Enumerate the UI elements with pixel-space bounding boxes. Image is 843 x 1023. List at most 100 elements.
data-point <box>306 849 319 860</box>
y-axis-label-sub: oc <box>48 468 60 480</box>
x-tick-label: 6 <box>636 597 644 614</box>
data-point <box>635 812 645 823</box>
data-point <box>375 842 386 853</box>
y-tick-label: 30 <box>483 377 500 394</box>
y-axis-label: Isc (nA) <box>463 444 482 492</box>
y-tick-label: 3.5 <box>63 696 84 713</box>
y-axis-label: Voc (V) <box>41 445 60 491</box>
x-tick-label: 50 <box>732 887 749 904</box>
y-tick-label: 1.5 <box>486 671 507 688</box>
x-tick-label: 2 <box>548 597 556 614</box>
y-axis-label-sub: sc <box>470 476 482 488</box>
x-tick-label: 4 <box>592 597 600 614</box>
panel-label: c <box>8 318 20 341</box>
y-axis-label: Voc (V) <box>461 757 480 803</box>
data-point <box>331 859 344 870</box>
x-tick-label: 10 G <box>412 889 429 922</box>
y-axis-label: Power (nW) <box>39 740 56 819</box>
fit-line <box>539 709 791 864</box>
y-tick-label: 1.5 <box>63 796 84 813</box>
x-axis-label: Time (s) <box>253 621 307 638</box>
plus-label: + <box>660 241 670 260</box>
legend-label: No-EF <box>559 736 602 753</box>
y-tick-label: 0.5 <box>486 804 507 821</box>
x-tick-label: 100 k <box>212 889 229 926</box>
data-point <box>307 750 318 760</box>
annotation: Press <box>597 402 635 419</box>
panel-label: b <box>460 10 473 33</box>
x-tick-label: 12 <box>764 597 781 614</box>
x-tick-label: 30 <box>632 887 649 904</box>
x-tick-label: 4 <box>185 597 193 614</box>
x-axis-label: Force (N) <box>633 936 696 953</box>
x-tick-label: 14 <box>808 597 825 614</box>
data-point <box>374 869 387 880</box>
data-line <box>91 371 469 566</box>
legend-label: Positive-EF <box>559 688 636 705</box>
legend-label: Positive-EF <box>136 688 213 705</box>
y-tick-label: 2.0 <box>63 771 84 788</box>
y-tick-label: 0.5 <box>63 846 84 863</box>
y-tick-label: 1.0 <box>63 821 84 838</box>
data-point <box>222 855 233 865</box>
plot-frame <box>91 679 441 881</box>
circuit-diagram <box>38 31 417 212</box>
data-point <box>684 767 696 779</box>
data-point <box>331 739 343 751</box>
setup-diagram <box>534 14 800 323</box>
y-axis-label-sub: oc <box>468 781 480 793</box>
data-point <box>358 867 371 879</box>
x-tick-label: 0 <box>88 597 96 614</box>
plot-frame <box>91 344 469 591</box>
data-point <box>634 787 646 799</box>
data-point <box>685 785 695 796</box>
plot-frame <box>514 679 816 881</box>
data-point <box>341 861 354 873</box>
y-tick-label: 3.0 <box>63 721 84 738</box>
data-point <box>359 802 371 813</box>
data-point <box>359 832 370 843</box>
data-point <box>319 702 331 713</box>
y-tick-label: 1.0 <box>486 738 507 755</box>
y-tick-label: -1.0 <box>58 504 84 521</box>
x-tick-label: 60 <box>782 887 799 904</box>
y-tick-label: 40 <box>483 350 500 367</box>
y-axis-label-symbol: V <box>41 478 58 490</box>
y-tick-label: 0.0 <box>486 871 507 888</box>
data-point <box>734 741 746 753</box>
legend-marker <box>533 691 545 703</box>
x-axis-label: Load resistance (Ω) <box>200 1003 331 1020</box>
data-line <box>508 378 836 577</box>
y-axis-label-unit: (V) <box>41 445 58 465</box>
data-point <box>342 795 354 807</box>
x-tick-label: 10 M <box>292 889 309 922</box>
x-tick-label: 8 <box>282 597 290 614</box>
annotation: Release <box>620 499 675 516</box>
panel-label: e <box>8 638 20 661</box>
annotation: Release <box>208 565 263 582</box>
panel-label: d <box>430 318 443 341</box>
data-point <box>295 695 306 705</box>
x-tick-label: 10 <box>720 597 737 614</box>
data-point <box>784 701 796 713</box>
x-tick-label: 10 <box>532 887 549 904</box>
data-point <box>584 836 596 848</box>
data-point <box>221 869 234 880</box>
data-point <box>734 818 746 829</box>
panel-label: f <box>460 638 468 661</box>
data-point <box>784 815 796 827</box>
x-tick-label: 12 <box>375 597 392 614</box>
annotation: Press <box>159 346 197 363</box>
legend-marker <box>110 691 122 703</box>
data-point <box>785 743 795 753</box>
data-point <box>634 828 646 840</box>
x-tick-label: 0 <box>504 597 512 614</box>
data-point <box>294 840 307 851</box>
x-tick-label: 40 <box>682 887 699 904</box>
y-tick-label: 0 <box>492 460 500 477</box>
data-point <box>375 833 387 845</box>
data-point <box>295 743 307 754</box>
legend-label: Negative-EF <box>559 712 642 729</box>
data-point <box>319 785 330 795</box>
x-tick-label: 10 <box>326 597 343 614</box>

= = = = =

What you will do -
Please rewrite the lines above as a Markdown table with the columns "Row" and "Entry", giving each line its row number and leaving out any blank lines.

Written answer -
| Row | Entry |
|---|---|
| 1 | Enumerate the UI elements with pixel-space bounding boxes. Image is 843 x 1023. List at most 100 elements. |
| 2 | data-point <box>306 849 319 860</box> |
| 3 | y-axis-label-sub: oc <box>48 468 60 480</box> |
| 4 | x-tick-label: 6 <box>636 597 644 614</box> |
| 5 | data-point <box>635 812 645 823</box> |
| 6 | data-point <box>375 842 386 853</box> |
| 7 | y-tick-label: 30 <box>483 377 500 394</box> |
| 8 | y-axis-label: Isc (nA) <box>463 444 482 492</box> |
| 9 | y-tick-label: 3.5 <box>63 696 84 713</box> |
| 10 | y-axis-label: Voc (V) <box>41 445 60 491</box> |
| 11 | x-tick-label: 50 <box>732 887 749 904</box> |
| 12 | y-tick-label: 1.5 <box>486 671 507 688</box> |
| 13 | x-tick-label: 2 <box>548 597 556 614</box> |
| 14 | y-axis-label-sub: sc <box>470 476 482 488</box> |
| 15 | x-tick-label: 4 <box>592 597 600 614</box> |
| 16 | panel-label: c <box>8 318 20 341</box> |
| 17 | y-axis-label: Voc (V) <box>461 757 480 803</box> |
| 18 | data-point <box>331 859 344 870</box> |
| 19 | x-tick-label: 10 G <box>412 889 429 922</box> |
| 20 | y-axis-label: Power (nW) <box>39 740 56 819</box> |
| 21 | fit-line <box>539 709 791 864</box> |
| 22 | y-tick-label: 1.5 <box>63 796 84 813</box> |
| 23 | x-axis-label: Time (s) <box>253 621 307 638</box> |
| 24 | plus-label: + <box>660 241 670 260</box> |
| 25 | legend-label: No-EF <box>559 736 602 753</box> |
| 26 | y-tick-label: 0.5 <box>486 804 507 821</box> |
| 27 | x-tick-label: 100 k <box>212 889 229 926</box> |
| 28 | data-point <box>307 750 318 760</box> |
| 29 | annotation: Press <box>597 402 635 419</box> |
| 30 | panel-label: b <box>460 10 473 33</box> |
| 31 | x-tick-label: 12 <box>764 597 781 614</box> |
| 32 | x-tick-label: 30 <box>632 887 649 904</box> |
| 33 | x-tick-label: 4 <box>185 597 193 614</box> |
| 34 | x-axis-label: Force (N) <box>633 936 696 953</box> |
| 35 | x-tick-label: 14 <box>808 597 825 614</box> |
| 36 | data-point <box>374 869 387 880</box> |
| 37 | data-line <box>91 371 469 566</box> |
| 38 | legend-label: Positive-EF <box>559 688 636 705</box> |
| 39 | legend-label: Positive-EF <box>136 688 213 705</box> |
| 40 | y-tick-label: 2.0 <box>63 771 84 788</box> |
| 41 | y-tick-label: 0.5 <box>63 846 84 863</box> |
| 42 | y-tick-label: 1.0 <box>63 821 84 838</box> |
| 43 | data-point <box>222 855 233 865</box> |
| 44 | plot-frame <box>91 679 441 881</box> |
| 45 | circuit-diagram <box>38 31 417 212</box> |
| 46 | data-point <box>684 767 696 779</box> |
| 47 | data-point <box>331 739 343 751</box> |
| 48 | setup-diagram <box>534 14 800 323</box> |
| 49 | y-axis-label-sub: oc <box>468 781 480 793</box> |
| 50 | data-point <box>358 867 371 879</box> |
| 51 | x-tick-label: 0 <box>88 597 96 614</box> |
| 52 | plot-frame <box>91 344 469 591</box> |
| 53 | data-point <box>634 787 646 799</box> |
| 54 | data-point <box>685 785 695 796</box> |
| 55 | plot-frame <box>514 679 816 881</box> |
| 56 | data-point <box>341 861 354 873</box> |
| 57 | y-tick-label: 3.0 <box>63 721 84 738</box> |
| 58 | data-point <box>359 802 371 813</box> |
| 59 | data-point <box>359 832 370 843</box> |
| 60 | data-point <box>319 702 331 713</box> |
| 61 | y-tick-label: 1.0 <box>486 738 507 755</box> |
| 62 | y-tick-label: -1.0 <box>58 504 84 521</box> |
| 63 | x-tick-label: 60 <box>782 887 799 904</box> |
| 64 | y-tick-label: 40 <box>483 350 500 367</box> |
| 65 | y-axis-label-symbol: V <box>41 478 58 490</box> |
| 66 | y-tick-label: 0.0 <box>486 871 507 888</box> |
| 67 | data-point <box>734 741 746 753</box> |
| 68 | legend-marker <box>533 691 545 703</box> |
| 69 | x-axis-label: Load resistance (Ω) <box>200 1003 331 1020</box> |
| 70 | data-line <box>508 378 836 577</box> |
| 71 | y-axis-label-unit: (V) <box>41 445 58 465</box> |
| 72 | data-point <box>342 795 354 807</box> |
| 73 | x-tick-label: 10 M <box>292 889 309 922</box> |
| 74 | x-tick-label: 8 <box>282 597 290 614</box> |
| 75 | annotation: Release <box>620 499 675 516</box> |
| 76 | panel-label: e <box>8 638 20 661</box> |
| 77 | annotation: Release <box>208 565 263 582</box> |
| 78 | panel-label: d <box>430 318 443 341</box> |
| 79 | data-point <box>295 695 306 705</box> |
| 80 | x-tick-label: 10 <box>720 597 737 614</box> |
| 81 | data-point <box>784 701 796 713</box> |
| 82 | x-tick-label: 10 <box>532 887 549 904</box> |
| 83 | data-point <box>584 836 596 848</box> |
| 84 | data-point <box>221 869 234 880</box> |
| 85 | data-point <box>734 818 746 829</box> |
| 86 | panel-label: f <box>460 638 468 661</box> |
| 87 | data-point <box>784 815 796 827</box> |
| 88 | x-tick-label: 12 <box>375 597 392 614</box> |
| 89 | annotation: Press <box>159 346 197 363</box> |
| 90 | legend-marker <box>110 691 122 703</box> |
| 91 | data-point <box>785 743 795 753</box> |
| 92 | data-point <box>634 828 646 840</box> |
| 93 | x-tick-label: 0 <box>504 597 512 614</box> |
| 94 | data-point <box>294 840 307 851</box> |
| 95 | x-tick-label: 40 <box>682 887 699 904</box> |
| 96 | y-tick-label: 0 <box>492 460 500 477</box> |
| 97 | data-point <box>375 833 387 845</box> |
| 98 | data-point <box>295 743 307 754</box> |
| 99 | legend-label: Negative-EF <box>559 712 642 729</box> |
| 100 | data-point <box>319 785 330 795</box> |
| 101 | x-tick-label: 10 <box>326 597 343 614</box> |